> Tasks to complete:
- 1) Summarize the "American and Catholic" post in two sentences.
- 2) In the "American and Catholic" post, what does the writer say they admire about the Catholic Democrats?

> Supplied passage:
— begin —

Showing posts with label poverty. Show all posts
Showing posts with label poverty. Show all posts

Saturday, February 21, 2009

American and Catholic


My thoughts:

I could vote Democrat very easily. . . except for one thing. It isn't that I am a one-issue Catholic; it's just that the death of so many babies is such a big issue that it eclipses all other issues when I stand in the voter's box. Until that is resolved, and every life is held sacred, I find it impossible to vote for a candidate who gets some issues right but promises to protect a woman's legal right to abort her unborn baby.

One glance at the Catholic Democrats website http://www.catholicdemocrats.org/ and I realize that I could be persuaded to vote for a Democrat. . . if the candidate was pro-life. I admire their concern for social justice.

— end —

> Listed records:
— begin —

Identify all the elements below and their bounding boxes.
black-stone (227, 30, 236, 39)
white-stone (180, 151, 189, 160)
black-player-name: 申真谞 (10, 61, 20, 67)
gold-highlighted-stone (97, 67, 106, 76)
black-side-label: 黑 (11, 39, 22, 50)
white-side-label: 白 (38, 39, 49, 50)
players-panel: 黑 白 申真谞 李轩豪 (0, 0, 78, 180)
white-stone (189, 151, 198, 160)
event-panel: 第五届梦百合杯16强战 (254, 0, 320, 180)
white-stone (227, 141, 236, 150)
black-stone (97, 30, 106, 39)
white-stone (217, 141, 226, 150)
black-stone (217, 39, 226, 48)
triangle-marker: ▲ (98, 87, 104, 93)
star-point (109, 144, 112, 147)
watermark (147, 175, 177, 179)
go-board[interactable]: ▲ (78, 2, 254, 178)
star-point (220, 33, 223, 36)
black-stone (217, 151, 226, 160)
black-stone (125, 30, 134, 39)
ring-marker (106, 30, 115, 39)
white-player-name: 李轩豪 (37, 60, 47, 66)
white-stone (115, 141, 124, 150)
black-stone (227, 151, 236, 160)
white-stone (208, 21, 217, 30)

— end —

> Full solutions:
- 1) The writer could easily vote Democrat except that the death of so many babies is an issue large enough to eclipse all others, so until every life is held sacred the writer cannot vote for a candidate who promises to protect a woman's legal right to abortion. A look at the Catholic Democrats website shows the writer could be persuaded to vote for a Democrat who was pro-life, and the writer admires that group's concern for social justice.

- 2) Their concern for social justice.